▸ YOUR OBJECTIVE:
Go through the records and copy each line where the word "content" occurs.
##### DATA TO USE
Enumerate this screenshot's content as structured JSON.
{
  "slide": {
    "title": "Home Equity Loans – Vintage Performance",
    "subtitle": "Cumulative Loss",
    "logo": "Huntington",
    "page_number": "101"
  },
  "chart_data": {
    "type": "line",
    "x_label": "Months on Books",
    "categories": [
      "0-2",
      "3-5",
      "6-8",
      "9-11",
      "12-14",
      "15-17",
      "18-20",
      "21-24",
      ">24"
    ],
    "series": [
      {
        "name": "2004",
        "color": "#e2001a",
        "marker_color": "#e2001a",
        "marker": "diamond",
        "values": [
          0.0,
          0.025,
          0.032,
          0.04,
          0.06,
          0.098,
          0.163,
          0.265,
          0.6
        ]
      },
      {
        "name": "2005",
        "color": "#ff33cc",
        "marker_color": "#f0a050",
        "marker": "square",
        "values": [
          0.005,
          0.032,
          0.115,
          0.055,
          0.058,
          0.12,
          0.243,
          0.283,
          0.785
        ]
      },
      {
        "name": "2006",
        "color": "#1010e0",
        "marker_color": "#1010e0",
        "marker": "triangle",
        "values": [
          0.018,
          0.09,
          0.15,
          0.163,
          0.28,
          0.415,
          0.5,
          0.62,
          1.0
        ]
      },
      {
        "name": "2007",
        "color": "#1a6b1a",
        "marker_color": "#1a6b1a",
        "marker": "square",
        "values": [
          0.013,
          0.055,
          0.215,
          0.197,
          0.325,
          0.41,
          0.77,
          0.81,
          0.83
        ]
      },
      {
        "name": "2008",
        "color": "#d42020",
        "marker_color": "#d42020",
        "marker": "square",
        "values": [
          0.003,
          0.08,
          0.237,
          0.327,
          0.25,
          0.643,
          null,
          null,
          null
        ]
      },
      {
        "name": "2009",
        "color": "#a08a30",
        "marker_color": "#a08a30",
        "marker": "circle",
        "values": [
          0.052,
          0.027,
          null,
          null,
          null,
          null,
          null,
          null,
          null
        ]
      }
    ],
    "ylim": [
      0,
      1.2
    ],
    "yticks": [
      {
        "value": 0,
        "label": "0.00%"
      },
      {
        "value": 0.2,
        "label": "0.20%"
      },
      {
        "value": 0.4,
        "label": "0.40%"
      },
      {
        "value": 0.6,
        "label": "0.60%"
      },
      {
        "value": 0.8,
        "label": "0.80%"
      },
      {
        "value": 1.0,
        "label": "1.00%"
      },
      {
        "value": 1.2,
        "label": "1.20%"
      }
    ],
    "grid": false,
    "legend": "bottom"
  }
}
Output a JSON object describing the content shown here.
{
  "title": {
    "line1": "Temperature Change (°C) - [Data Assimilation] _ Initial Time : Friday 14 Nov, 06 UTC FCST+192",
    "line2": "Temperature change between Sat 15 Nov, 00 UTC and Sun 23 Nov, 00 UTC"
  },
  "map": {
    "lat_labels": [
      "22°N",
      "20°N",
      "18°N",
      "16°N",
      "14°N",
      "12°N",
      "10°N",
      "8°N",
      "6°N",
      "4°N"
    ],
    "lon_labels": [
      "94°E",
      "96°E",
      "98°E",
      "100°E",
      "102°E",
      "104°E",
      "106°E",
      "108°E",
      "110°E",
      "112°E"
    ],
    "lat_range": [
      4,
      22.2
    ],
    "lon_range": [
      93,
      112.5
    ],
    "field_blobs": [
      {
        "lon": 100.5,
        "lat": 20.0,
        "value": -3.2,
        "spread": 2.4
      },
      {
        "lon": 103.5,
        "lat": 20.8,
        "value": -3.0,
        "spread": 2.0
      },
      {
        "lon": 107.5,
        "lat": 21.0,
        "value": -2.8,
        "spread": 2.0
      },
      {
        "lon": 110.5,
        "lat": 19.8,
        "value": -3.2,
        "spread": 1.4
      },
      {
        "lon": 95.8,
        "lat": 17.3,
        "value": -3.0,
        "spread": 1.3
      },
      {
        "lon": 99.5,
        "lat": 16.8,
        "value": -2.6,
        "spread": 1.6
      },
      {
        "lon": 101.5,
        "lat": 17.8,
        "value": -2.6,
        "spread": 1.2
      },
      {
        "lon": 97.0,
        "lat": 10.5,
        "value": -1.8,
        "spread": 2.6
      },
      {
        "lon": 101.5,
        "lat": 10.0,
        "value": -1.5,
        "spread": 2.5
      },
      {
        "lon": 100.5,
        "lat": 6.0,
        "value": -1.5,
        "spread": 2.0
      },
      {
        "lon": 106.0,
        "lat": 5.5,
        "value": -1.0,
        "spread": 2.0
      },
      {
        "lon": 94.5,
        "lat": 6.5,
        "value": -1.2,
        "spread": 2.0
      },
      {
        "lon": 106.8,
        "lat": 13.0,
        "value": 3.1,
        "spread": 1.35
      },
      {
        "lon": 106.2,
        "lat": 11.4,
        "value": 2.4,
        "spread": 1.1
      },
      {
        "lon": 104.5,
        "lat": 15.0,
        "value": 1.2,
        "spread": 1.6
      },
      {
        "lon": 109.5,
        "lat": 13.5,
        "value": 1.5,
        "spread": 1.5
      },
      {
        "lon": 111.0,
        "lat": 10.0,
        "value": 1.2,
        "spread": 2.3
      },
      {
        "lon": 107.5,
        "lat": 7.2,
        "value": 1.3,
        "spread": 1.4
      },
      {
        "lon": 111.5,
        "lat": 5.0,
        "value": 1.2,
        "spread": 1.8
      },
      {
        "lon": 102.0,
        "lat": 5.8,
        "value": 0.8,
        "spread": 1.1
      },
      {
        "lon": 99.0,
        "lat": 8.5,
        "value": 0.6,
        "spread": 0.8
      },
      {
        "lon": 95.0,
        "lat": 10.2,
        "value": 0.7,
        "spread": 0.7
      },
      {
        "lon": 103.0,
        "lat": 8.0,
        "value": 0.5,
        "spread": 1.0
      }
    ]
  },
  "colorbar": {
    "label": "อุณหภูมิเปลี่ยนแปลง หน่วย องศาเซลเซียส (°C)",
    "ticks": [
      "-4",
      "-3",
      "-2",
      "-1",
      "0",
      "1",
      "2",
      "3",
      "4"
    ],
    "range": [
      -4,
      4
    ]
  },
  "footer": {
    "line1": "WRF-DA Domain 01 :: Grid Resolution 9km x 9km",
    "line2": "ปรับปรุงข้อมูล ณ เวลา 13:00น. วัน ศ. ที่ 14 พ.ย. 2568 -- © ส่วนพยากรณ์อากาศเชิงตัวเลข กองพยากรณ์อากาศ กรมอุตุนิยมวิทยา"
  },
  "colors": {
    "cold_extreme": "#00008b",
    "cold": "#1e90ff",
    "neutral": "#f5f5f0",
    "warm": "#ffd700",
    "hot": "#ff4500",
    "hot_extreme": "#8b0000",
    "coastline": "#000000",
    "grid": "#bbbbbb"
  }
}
##########
▸ OUTPUT FOR THIS EXERCISE:
Enumerate this screenshot's content as structured JSON.
Output a JSON object describing the content shown here.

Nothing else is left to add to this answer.